## TASK DETAILS
Quote all of the data below exactly, please.

## DATA SECTION
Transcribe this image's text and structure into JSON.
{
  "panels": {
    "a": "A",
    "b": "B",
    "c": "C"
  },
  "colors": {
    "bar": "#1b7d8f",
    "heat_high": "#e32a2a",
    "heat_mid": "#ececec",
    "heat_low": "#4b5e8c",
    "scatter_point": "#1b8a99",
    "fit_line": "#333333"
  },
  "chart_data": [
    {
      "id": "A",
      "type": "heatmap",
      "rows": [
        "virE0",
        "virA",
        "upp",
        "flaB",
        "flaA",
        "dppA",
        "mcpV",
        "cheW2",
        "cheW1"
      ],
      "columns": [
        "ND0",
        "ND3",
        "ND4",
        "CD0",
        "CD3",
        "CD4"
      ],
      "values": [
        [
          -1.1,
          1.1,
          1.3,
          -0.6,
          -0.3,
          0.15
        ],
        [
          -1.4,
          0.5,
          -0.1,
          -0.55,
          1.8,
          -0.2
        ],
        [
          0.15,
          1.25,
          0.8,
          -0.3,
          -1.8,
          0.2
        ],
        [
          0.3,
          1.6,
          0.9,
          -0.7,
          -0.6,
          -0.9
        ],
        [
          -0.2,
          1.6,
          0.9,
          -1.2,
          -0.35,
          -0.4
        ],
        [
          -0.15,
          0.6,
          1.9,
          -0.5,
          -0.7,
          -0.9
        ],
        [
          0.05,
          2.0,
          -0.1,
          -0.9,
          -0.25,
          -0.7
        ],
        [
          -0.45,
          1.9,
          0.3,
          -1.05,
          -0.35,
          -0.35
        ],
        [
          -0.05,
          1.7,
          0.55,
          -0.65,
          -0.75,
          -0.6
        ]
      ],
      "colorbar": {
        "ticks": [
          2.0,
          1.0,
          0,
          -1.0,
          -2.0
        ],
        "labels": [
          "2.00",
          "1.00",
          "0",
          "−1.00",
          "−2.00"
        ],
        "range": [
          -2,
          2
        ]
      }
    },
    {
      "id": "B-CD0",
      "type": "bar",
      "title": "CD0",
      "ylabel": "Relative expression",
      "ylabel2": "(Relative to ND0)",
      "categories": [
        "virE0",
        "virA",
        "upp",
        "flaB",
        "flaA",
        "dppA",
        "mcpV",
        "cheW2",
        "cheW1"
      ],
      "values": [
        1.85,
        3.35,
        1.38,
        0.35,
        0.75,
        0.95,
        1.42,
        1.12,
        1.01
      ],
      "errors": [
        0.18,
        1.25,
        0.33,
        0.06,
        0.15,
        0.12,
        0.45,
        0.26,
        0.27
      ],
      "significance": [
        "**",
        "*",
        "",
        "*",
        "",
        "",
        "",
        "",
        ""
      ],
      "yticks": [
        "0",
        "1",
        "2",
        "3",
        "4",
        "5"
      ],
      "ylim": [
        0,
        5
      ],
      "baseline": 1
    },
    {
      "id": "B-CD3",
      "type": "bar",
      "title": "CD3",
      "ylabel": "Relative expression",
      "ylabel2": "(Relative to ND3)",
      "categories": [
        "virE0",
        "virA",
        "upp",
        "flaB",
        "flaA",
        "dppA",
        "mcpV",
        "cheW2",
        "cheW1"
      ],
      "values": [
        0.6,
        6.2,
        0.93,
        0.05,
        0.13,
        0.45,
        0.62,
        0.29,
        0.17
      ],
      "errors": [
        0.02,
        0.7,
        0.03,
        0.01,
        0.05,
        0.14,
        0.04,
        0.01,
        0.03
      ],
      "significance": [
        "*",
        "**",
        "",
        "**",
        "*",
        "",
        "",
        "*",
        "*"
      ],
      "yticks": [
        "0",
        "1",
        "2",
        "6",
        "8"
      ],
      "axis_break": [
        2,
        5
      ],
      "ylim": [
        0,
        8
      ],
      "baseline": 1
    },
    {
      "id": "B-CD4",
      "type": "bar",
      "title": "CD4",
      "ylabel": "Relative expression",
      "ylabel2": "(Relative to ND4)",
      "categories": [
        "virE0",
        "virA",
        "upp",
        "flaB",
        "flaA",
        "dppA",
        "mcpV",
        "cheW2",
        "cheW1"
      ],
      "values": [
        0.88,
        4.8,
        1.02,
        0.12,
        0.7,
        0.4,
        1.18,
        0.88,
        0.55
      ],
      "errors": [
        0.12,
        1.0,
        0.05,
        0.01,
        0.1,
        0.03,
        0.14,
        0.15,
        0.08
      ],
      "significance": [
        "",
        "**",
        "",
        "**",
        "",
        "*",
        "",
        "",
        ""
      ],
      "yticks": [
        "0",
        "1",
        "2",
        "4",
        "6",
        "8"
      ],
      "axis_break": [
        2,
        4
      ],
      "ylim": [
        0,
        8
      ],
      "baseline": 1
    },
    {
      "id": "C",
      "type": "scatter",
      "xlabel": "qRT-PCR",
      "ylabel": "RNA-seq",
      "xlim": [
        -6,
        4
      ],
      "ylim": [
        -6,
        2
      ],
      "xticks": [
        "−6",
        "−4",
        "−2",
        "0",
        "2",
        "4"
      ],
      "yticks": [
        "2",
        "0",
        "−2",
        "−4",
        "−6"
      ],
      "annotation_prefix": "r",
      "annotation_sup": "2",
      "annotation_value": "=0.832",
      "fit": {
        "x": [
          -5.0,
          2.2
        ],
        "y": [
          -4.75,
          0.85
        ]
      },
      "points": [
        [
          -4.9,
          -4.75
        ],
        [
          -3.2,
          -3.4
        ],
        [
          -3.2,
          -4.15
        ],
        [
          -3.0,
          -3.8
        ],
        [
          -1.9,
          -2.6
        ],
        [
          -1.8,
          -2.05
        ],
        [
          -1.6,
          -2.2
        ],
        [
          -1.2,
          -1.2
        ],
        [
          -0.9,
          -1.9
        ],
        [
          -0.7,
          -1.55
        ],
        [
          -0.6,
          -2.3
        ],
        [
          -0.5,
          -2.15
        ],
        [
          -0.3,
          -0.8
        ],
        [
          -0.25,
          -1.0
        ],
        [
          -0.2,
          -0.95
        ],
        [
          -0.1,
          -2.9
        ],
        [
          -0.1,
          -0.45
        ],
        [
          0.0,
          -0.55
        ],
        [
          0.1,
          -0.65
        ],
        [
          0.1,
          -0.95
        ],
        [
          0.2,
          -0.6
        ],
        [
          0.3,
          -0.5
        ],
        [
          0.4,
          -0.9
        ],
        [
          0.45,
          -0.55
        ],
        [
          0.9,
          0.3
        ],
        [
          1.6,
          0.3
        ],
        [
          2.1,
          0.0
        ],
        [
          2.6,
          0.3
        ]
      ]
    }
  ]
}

## TASK OUTPUT
Transcribe this image's text and structure into JSON.
{
  "panels": {
    "a": "A",
    "b": "B",
    "c": "C"
  },
  "colors": {
    "bar": "#1b7d8f",
    "heat_high": "#e32a2a",
    "heat_mid": "#ececec",
    "heat_low": "#4b5e8c",
    "scatter_point": "#1b8a99",
    "fit_line": "#333333"
  },
  "chart_data": [
    {
      "id": "A",
      "type": "heatmap",
      "rows": [
        "virE0",
        "virA",
        "upp",
        "flaB",
        "flaA",
        "dppA",
        "mcpV",
        "cheW2",
        "cheW1"
      ],
      "columns": [
        "ND0",
        "ND3",
        "ND4",
        "CD0",
        "CD3",
        "CD4"
      ],
      "values": [
        [
          -1.1,
          1.1,
          1.3,
          -0.6,
          -0.3,
          0.15
        ],
        [
          -1.4,
          0.5,
          -0.1,
          -0.55,
          1.8,
          -0.2
        ],
        [
          0.15,
          1.25,
          0.8,
          -0.3,
          -1.8,
          0.2
        ],
        [
          0.3,
          1.6,
          0.9,
          -0.7,
          -0.6,
          -0.9
        ],
        [
          -0.2,
          1.6,
          0.9,
          -1.2,
          -0.35,
          -0.4
        ],
        [
          -0.15,
          0.6,
          1.9,
          -0.5,
          -0.7,
          -0.9
        ],
        [
          0.05,
          2.0,
          -0.1,
          -0.9,
          -0.25,
          -0.7
        ],
        [
          -0.45,
          1.9,
          0.3,
          -1.05,
          -0.35,
          -0.35
        ],
        [
          -0.05,
          1.7,
          0.55,
          -0.65,
          -0.75,
          -0.6
        ]
      ],
      "colorbar": {
        "ticks": [
          2.0,
          1.0,
          0,
          -1.0,
          -2.0
        ],
        "labels": [
          "2.00",
          "1.00",
          "0",
          "−1.00",
          "−2.00"
        ],
        "range": [
          -2,
          2
        ]
      }
    },
    {
      "id": "B-CD0",
      "type": "bar",
      "title": "CD0",
      "ylabel": "Relative expression",
      "ylabel2": "(Relative to ND0)",
      "categories": [
        "virE0",
        "virA",
        "upp",
        "flaB",
        "flaA",
        "dppA",
        "mcpV",
        "cheW2",
        "cheW1"
      ],
      "values": [
        1.85,
        3.35,
        1.38,
        0.35,
        0.75,
        0.95,
        1.42,
        1.12,
        1.01
      ],
      "errors": [
        0.18,
        1.25,
        0.33,
        0.06,
        0.15,
        0.12,
        0.45,
        0.26,
        0.27
      ],
      "significance": [
        "**",
        "*",
        "",
        "*",
        "",
        "",
        "",
        "",
        ""
      ],
      "yticks": [
        "0",
        "1",
        "2",
        "3",
        "4",
        "5"
      ],
      "ylim": [
        0,
        5
      ],
      "baseline": 1
    },
    {
      "id": "B-CD3",
      "type": "bar",
      "title": "CD3",
      "ylabel": "Relative expression",
      "ylabel2": "(Relative to ND3)",
      "categories": [
        "virE0",
        "virA",
        "upp",
        "flaB",
        "flaA",
        "dppA",
        "mcpV",
        "cheW2",
        "cheW1"
      ],
      "values": [
        0.6,
        6.2,
        0.93,
        0.05,
        0.13,
        0.45,
        0.62,
        0.29,
        0.17
      ],
      "errors": [
        0.02,
        0.7,
        0.03,
        0.01,
        0.05,
        0.14,
        0.04,
        0.01,
        0.03
      ],
      "significance": [
        "*",
        "**",
        "",
        "**",
        "*",
        "",
        "",
        "*",
        "*"
      ],
      "yticks": [
        "0",
        "1",
        "2",
        "6",
        "8"
      ],
      "axis_break": [
        2,
        5
      ],
      "ylim": [
        0,
        8
      ],
      "baseline": 1
    },
    {
      "id": "B-CD4",
      "type": "bar",
      "title": "CD4",
      "ylabel": "Relative expression",
      "ylabel2": "(Relative to ND4)",
      "categories": [
        "virE0",
        "virA",
        "upp",
        "flaB",
        "flaA",
        "dppA",
        "mcpV",
        "cheW2",
        "cheW1"
      ],
      "values": [
        0.88,
        4.8,
        1.02,
        0.12,
        0.7,
        0.4,
        1.18,
        0.88,
        0.55
      ],
      "errors": [
        0.12,
        1.0,
        0.05,
        0.01,
        0.1,
        0.03,
        0.14,
        0.15,
        0.08
      ],
      "significance": [
        "",
        "**",
        "",
        "**",
        "",
        "*",
        "",
        "",
        ""
      ],
      "yticks": [
        "0",
        "1",
        "2",
        "4",
        "6",
        "8"
      ],
      "axis_break": [
        2,
        4
      ],
      "ylim": [
        0,
        8
      ],
      "baseline": 1
    },
    {
      "id": "C",
      "type": "scatter",
      "xlabel": "qRT-PCR",
      "ylabel": "RNA-seq",
      "xlim": [
        -6,
        4
      ],
      "ylim": [
        -6,
        2
      ],
      "xticks": [
        "−6",
        "−4",
        "−2",
        "0",
        "2",
        "4"
      ],
      "yticks": [
        "2",
        "0",
        "−2",
        "−4",
        "−6"
      ],
      "annotation_prefix": "r",
      "annotation_sup": "2",
      "annotation_value": "=0.832",
      "fit": {
        "x": [
          -5.0,
          2.2
        ],
        "y": [
          -4.75,
          0.85
        ]
      },
      "points": [
        [
          -4.9,
          -4.75
        ],
        [
          -3.2,
          -3.4
        ],
        [
          -3.2,
          -4.15
        ],
        [
          -3.0,
          -3.8
        ],
        [
          -1.9,
          -2.6
        ],
        [
          -1.8,
          -2.05
        ],
        [
          -1.6,
          -2.2
        ],
        [
          -1.2,
          -1.2
        ],
        [
          -0.9,
          -1.9
        ],
        [
          -0.7,
          -1.55
        ],
        [
          -0.6,
          -2.3
        ],
        [
          -0.5,
          -2.15
        ],
        [
          -0.3,
          -0.8
        ],
        [
          -0.25,
          -1.0
        ],
        [
          -0.2,
          -0.95
        ],
        [
          -0.1,
          -2.9
        ],
        [
          -0.1,
          -0.45
        ],
        [
          0.0,
          -0.55
        ],
        [
          0.1,
          -0.65
        ],
        [
          0.1,
          -0.95
        ],
        [
          0.2,
          -0.6
        ],
        [
          0.3,
          -0.5
        ],
        [
          0.4,
          -0.9
        ],
        [
          0.45,
          -0.55
        ],
        [
          0.9,
          0.3
        ],
        [
          1.6,
          0.3
        ],
        [
          2.1,
          0.0
        ],
        [
          2.6,
          0.3
        ]
      ]
    }
  ]
}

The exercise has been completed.